### What is needed
Find the string "вред" in the entries and copy each line that has it.

-=-=-=-=-

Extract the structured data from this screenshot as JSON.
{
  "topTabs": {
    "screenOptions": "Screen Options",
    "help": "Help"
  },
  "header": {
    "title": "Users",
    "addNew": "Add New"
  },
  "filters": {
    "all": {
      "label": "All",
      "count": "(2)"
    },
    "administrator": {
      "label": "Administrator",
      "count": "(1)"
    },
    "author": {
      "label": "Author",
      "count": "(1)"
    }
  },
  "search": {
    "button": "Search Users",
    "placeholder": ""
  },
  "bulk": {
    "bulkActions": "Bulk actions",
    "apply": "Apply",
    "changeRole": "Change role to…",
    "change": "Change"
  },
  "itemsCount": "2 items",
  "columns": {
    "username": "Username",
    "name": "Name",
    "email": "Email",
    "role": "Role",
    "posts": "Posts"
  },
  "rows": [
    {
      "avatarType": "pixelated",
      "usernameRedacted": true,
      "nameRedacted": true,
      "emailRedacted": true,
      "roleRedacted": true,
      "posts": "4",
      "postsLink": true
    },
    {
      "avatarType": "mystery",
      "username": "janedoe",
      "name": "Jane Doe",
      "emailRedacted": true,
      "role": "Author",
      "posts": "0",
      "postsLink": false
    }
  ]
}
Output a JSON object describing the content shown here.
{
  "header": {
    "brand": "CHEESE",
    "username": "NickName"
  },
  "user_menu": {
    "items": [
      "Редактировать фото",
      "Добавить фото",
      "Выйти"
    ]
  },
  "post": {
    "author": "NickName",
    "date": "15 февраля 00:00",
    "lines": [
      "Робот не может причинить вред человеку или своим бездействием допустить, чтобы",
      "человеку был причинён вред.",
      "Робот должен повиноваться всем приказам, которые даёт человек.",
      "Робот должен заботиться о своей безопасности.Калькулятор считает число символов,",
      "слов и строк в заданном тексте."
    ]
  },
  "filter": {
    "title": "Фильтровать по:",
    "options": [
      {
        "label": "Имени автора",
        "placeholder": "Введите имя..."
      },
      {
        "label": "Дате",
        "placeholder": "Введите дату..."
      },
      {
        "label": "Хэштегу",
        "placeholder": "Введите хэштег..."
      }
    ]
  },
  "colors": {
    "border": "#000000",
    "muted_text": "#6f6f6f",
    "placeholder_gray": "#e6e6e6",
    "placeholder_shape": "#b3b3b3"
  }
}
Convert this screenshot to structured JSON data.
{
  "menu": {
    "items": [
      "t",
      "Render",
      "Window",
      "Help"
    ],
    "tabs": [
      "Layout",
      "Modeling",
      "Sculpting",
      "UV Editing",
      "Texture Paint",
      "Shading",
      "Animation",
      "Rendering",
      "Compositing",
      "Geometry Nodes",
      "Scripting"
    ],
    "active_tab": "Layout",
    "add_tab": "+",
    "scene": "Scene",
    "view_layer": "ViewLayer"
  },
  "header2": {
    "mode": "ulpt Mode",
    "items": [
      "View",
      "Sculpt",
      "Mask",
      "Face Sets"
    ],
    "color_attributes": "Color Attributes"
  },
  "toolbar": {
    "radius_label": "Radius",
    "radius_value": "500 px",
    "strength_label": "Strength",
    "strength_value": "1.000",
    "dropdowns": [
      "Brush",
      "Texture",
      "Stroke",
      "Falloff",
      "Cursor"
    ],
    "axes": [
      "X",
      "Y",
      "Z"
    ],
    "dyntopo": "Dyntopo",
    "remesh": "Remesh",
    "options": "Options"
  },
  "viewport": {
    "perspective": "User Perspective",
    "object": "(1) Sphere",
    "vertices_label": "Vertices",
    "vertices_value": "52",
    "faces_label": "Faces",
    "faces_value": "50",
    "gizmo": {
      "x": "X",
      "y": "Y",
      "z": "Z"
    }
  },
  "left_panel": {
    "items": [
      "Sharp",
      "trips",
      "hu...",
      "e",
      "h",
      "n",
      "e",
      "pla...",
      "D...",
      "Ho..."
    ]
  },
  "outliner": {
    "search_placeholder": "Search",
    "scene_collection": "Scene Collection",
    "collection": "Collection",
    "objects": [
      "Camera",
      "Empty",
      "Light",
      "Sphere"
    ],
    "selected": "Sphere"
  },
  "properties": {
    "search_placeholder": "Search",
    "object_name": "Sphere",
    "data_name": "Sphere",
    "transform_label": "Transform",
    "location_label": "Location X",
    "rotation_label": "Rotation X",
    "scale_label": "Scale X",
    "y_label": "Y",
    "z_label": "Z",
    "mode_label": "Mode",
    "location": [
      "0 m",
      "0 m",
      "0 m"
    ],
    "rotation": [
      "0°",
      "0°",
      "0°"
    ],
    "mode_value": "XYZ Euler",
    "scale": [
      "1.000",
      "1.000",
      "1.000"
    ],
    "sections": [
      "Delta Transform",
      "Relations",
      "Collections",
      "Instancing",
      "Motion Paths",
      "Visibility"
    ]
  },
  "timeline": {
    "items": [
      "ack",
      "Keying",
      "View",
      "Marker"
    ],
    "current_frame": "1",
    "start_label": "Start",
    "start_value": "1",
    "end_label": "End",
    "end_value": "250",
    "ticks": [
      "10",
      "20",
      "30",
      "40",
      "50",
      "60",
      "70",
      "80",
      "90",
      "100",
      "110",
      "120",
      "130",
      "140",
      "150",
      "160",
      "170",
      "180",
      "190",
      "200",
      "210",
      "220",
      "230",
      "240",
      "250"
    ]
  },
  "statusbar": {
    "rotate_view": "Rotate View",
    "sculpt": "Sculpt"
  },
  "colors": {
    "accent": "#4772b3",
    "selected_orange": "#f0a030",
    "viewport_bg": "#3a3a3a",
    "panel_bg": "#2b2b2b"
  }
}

-=-=-=-=-

### Solution
      "Робот не может причинить вред человеку или своим бездействием допустить, чтобы",
      "человеку был причинён вред.",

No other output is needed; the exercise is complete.